*DATASET ENTRIES*
__________________________________________________

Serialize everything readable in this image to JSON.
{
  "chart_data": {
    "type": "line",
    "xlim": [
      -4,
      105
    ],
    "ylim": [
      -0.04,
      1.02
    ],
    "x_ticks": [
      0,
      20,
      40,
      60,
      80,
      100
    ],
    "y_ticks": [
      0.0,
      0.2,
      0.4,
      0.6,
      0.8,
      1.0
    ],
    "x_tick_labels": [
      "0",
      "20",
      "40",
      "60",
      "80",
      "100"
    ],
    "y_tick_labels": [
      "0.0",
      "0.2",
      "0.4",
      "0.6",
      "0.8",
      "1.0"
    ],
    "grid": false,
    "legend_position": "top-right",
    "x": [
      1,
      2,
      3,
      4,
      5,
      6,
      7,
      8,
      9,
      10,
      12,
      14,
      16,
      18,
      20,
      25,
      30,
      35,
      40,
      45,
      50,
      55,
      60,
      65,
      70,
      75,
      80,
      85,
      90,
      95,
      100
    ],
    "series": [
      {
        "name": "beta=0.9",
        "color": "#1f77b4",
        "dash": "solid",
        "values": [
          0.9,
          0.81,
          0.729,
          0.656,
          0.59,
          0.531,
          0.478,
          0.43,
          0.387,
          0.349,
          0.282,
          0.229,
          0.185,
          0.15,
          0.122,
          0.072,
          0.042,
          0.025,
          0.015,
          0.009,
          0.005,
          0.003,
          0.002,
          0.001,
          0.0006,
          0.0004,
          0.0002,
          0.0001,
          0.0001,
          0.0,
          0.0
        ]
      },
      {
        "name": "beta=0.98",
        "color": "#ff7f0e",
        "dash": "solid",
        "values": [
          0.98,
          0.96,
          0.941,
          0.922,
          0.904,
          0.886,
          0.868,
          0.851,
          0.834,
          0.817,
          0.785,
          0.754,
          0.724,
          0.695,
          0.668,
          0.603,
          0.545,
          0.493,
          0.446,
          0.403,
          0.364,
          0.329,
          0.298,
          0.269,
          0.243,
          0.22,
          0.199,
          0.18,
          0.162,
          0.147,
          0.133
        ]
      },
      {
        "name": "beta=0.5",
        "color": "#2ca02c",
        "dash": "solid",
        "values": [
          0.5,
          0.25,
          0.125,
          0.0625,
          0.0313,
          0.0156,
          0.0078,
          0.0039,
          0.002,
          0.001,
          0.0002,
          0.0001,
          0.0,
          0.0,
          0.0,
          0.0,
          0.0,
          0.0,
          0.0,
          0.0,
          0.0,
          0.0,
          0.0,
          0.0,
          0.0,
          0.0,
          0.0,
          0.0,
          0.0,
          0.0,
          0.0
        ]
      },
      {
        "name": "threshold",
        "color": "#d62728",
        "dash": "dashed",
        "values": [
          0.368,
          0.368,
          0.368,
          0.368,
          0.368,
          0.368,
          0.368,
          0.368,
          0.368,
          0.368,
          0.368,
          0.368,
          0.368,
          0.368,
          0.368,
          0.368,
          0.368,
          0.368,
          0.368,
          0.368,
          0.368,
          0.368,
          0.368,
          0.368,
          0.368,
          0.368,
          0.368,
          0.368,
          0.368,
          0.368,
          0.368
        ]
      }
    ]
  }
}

__________________________________________________

*YOUR OBJECTIVE*
The records above need to be transcribed in full. Keep every character unchanged.

*FINISHED EXERCISE*
Serialize everything readable in this image to JSON.
{
  "chart_data": {
    "type": "line",
    "xlim": [
      -4,
      105
    ],
    "ylim": [
      -0.04,
      1.02
    ],
    "x_ticks": [
      0,
      20,
      40,
      60,
      80,
      100
    ],
    "y_ticks": [
      0.0,
      0.2,
      0.4,
      0.6,
      0.8,
      1.0
    ],
    "x_tick_labels": [
      "0",
      "20",
      "40",
      "60",
      "80",
      "100"
    ],
    "y_tick_labels": [
      "0.0",
      "0.2",
      "0.4",
      "0.6",
      "0.8",
      "1.0"
    ],
    "grid": false,
    "legend_position": "top-right",
    "x": [
      1,
      2,
      3,
      4,
      5,
      6,
      7,
      8,
      9,
      10,
      12,
      14,
      16,
      18,
      20,
      25,
      30,
      35,
      40,
      45,
      50,
      55,
      60,
      65,
      70,
      75,
      80,
      85,
      90,
      95,
      100
    ],
    "series": [
      {
        "name": "beta=0.9",
        "color": "#1f77b4",
        "dash": "solid",
        "values": [
          0.9,
          0.81,
          0.729,
          0.656,
          0.59,
          0.531,
          0.478,
          0.43,
          0.387,
          0.349,
          0.282,
          0.229,
          0.185,
          0.15,
          0.122,
          0.072,
          0.042,
          0.025,
          0.015,
          0.009,
          0.005,
          0.003,
          0.002,
          0.001,
          0.0006,
          0.0004,
          0.0002,
          0.0001,
          0.0001,
          0.0,
          0.0
        ]
      },
      {
        "name": "beta=0.98",
        "color": "#ff7f0e",
        "dash": "solid",
        "values": [
          0.98,
          0.96,
          0.941,
          0.922,
          0.904,
          0.886,
          0.868,
          0.851,
          0.834,
          0.817,
          0.785,
          0.754,
          0.724,
          0.695,
          0.668,
          0.603,
          0.545,
          0.493,
          0.446,
          0.403,
          0.364,
          0.329,
          0.298,
          0.269,
          0.243,
          0.22,
          0.199,
          0.18,
          0.162,
          0.147,
          0.133
        ]
      },
      {
        "name": "beta=0.5",
        "color": "#2ca02c",
        "dash": "solid",
        "values": [
          0.5,
          0.25,
          0.125,
          0.0625,
          0.0313,
          0.0156,
          0.0078,
          0.0039,
          0.002,
          0.001,
          0.0002,
          0.0001,
          0.0,
          0.0,
          0.0,
          0.0,
          0.0,
          0.0,
          0.0,
          0.0,
          0.0,
          0.0,
          0.0,
          0.0,
          0.0,
          0.0,
          0.0,
          0.0,
          0.0,
          0.0,
          0.0
        ]
      },
      {
        "name": "threshold",
        "color": "#d62728",
        "dash": "dashed",
        "values": [
          0.368,
          0.368,
          0.368,
          0.368,
          0.368,
          0.368,
          0.368,
          0.368,
          0.368,
          0.368,
          0.368,
          0.368,
          0.368,
          0.368,
          0.368,
          0.368,
          0.368,
          0.368,
          0.368,
          0.368,
          0.368,
          0.368,
          0.368,
          0.368,
          0.368,
          0.368,
          0.368,
          0.368,
          0.368,
          0.368,
          0.368
        ]
      }
    ]
  }
}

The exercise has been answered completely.